§ **Set task**:
Show every line where "Google" occurs.

§ **Stored rows**:
## start

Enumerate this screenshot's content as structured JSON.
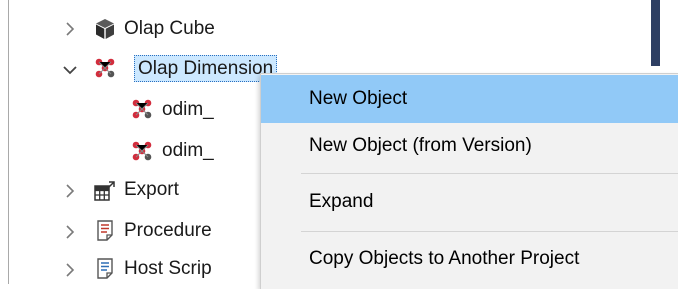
{
  "tree": {
    "olap_cube": "Olap Cube",
    "olap_dimension": "Olap Dimension",
    "child_1": "odim_",
    "child_2": "odim_",
    "export": "Export",
    "procedure": "Procedure",
    "host_script": "Host Scrip"
  },
  "context_menu": {
    "items": [
      "New Object",
      "New Object (from Version)",
      "Expand",
      "Copy Objects to Another Project"
    ],
    "highlighted_index": 0
  },
  "colors": {
    "menu_highlight": "#91c9f7",
    "selection": "#cce8ff",
    "menu_bg": "#f2f2f2",
    "accent_bar": "#2e3f63"
  },
  "icons": {
    "collapsed": "chevron-right-icon",
    "expanded": "chevron-down-icon",
    "olap_cube": "cube-icon",
    "olap_dimension": "dimension-dots-icon",
    "export": "grid-export-icon",
    "procedure": "document-icon",
    "host_script": "document-icon"
  }
}
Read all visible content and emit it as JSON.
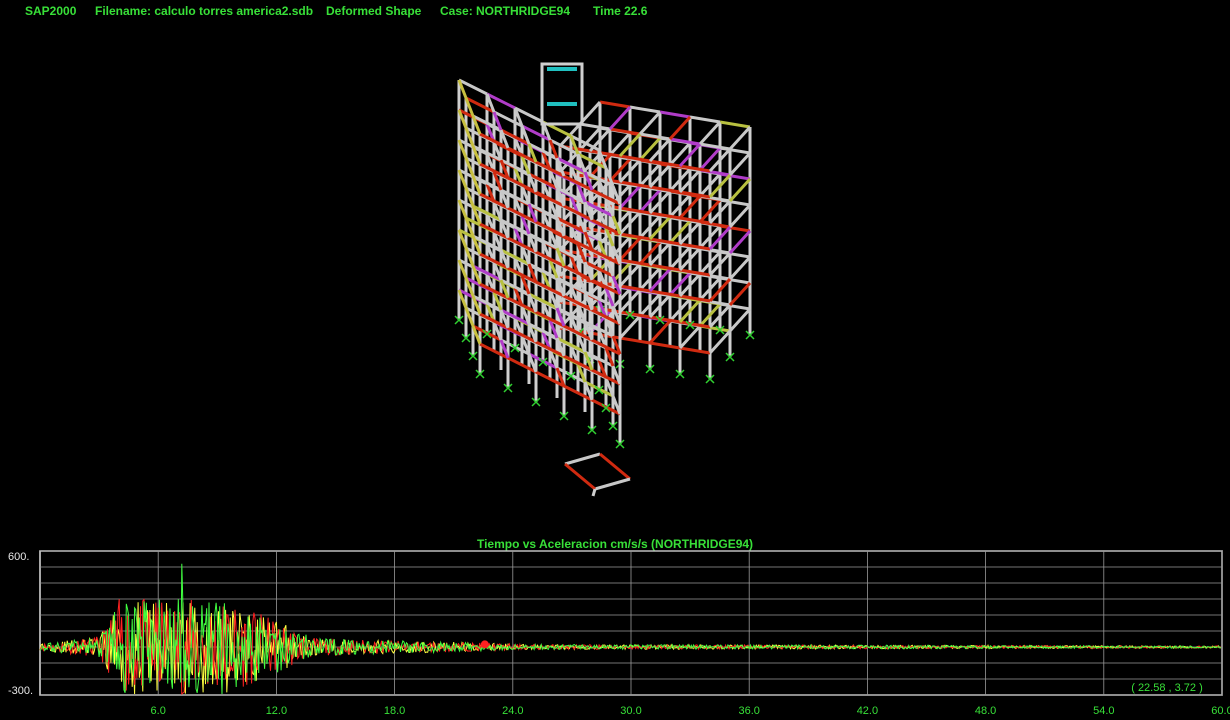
{
  "header": {
    "app": "SAP2000",
    "filename": "Filename: calculo torres america2.sdb",
    "view": "Deformed Shape",
    "case": "Case: NORTHRIDGE94",
    "time": "Time 22.6"
  },
  "model": {
    "description_icon": "3d-frame-model"
  },
  "chart_data": {
    "type": "line",
    "title": "Tiempo vs Aceleracion cm/s/s (NORTHRIDGE94)",
    "xlim": [
      0,
      60
    ],
    "ylim": [
      -300,
      600
    ],
    "x_ticks": [
      "6.0",
      "12.0",
      "18.0",
      "24.0",
      "30.0",
      "36.0",
      "42.0",
      "48.0",
      "54.0",
      "60.0"
    ],
    "y_ticks": [
      "600.",
      "-300."
    ],
    "grid": true,
    "cursor": {
      "x": 22.58,
      "y": 3.72,
      "label": "( 22.58 , 3.72 )"
    },
    "series": [
      {
        "color": "#ff2020"
      },
      {
        "color": "#ffff40"
      },
      {
        "color": "#40ff40"
      }
    ]
  }
}
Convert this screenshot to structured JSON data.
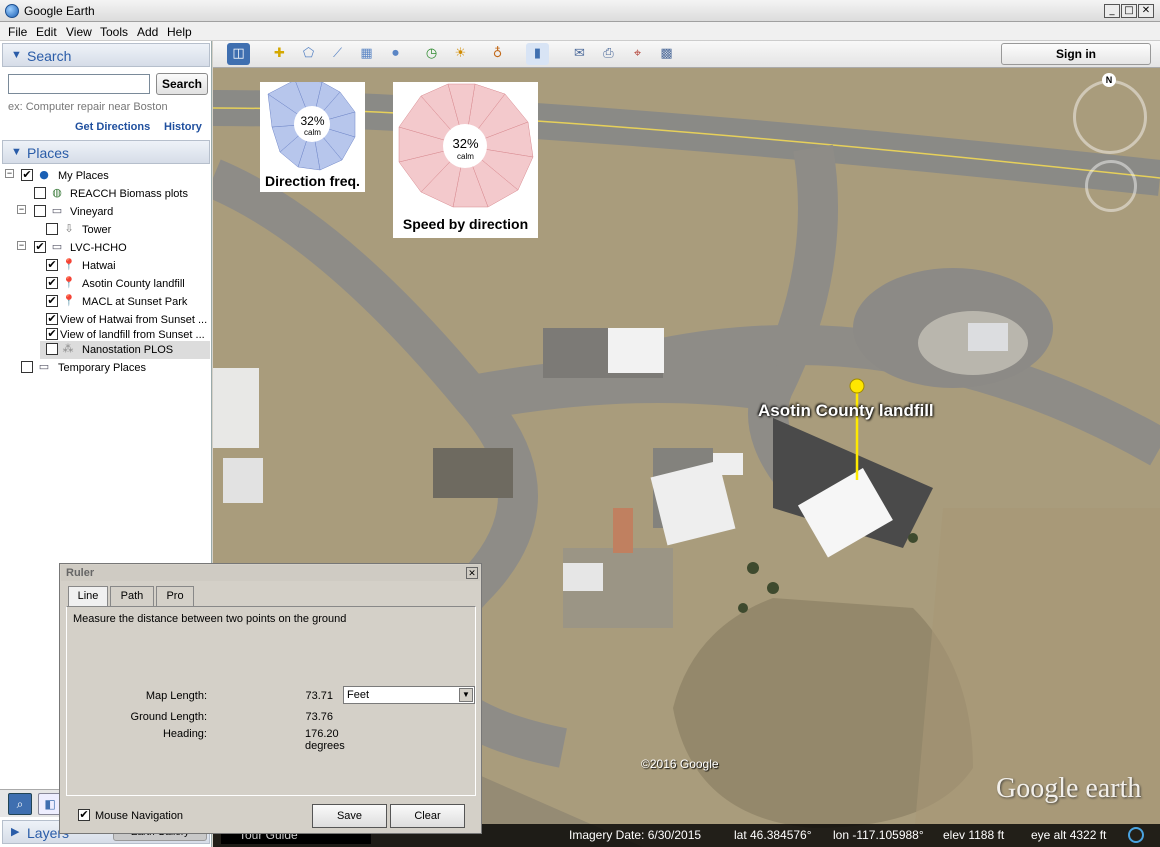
{
  "window": {
    "title": "Google Earth"
  },
  "menu": [
    "File",
    "Edit",
    "View",
    "Tools",
    "Add",
    "Help"
  ],
  "search": {
    "header": "Search",
    "input_value": "",
    "button": "Search",
    "hint": "ex: Computer repair near Boston",
    "get_directions": "Get Directions",
    "history": "History"
  },
  "places": {
    "header": "Places",
    "items": [
      {
        "label": "My Places",
        "checked": "✔",
        "icon": "globe-icon"
      },
      {
        "label": "REACCH Biomass plots",
        "checked": "",
        "icon": "network-link-icon"
      },
      {
        "label": "Vineyard",
        "checked": "",
        "icon": "folder-icon"
      },
      {
        "label": "Tower",
        "checked": "",
        "icon": "tower-icon"
      },
      {
        "label": "LVC-HCHO",
        "checked": "✔",
        "icon": "folder-icon"
      },
      {
        "label": "Hatwai",
        "checked": "✔",
        "icon": "pushpin-icon"
      },
      {
        "label": "Asotin County landfill",
        "checked": "✔",
        "icon": "pushpin-icon"
      },
      {
        "label": "MACL at Sunset Park",
        "checked": "✔",
        "icon": "pushpin-icon"
      },
      {
        "label": "View of Hatwai from Sunset ...",
        "checked": "✔",
        "icon": ""
      },
      {
        "label": "View of landfill from Sunset ...",
        "checked": "✔",
        "icon": ""
      },
      {
        "label": "Nanostation PLOS",
        "checked": "",
        "icon": "network-icon"
      },
      {
        "label": "Temporary Places",
        "checked": "",
        "icon": "folder-icon"
      }
    ]
  },
  "layers": {
    "header": "Layers",
    "gallery": "Earth Gallery",
    "tour": "Tour Guide"
  },
  "toolbar": {
    "signin": "Sign in"
  },
  "map": {
    "rose1": {
      "percent": "32%",
      "calm": "calm",
      "label": "Direction freq."
    },
    "rose2": {
      "percent": "32%",
      "calm": "calm",
      "label": "Speed by direction"
    },
    "placemark": "Asotin County landfill",
    "copyright": "©2016 Google",
    "logo": "Google earth",
    "compass_n": "N"
  },
  "status": {
    "imagery_date": "Imagery Date: 6/30/2015",
    "lat": "lat   46.384576°",
    "lon": "lon -117.105988°",
    "elev": "elev  1188 ft",
    "eye_alt": "eye alt   4322 ft"
  },
  "ruler": {
    "title": "Ruler",
    "tabs": [
      "Line",
      "Path",
      "Pro"
    ],
    "description": "Measure the distance between two points on the ground",
    "map_length_label": "Map Length:",
    "map_length_value": "73.71",
    "units": "Feet",
    "ground_length_label": "Ground Length:",
    "ground_length_value": "73.76",
    "heading_label": "Heading:",
    "heading_value": "176.20 degrees",
    "mouse_nav": "Mouse Navigation",
    "save": "Save",
    "clear": "Clear"
  }
}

## end

§ **Expected answer**:
    "title": "Google Earth"
    "copyright": "©2016 Google",
    "logo": "Google earth",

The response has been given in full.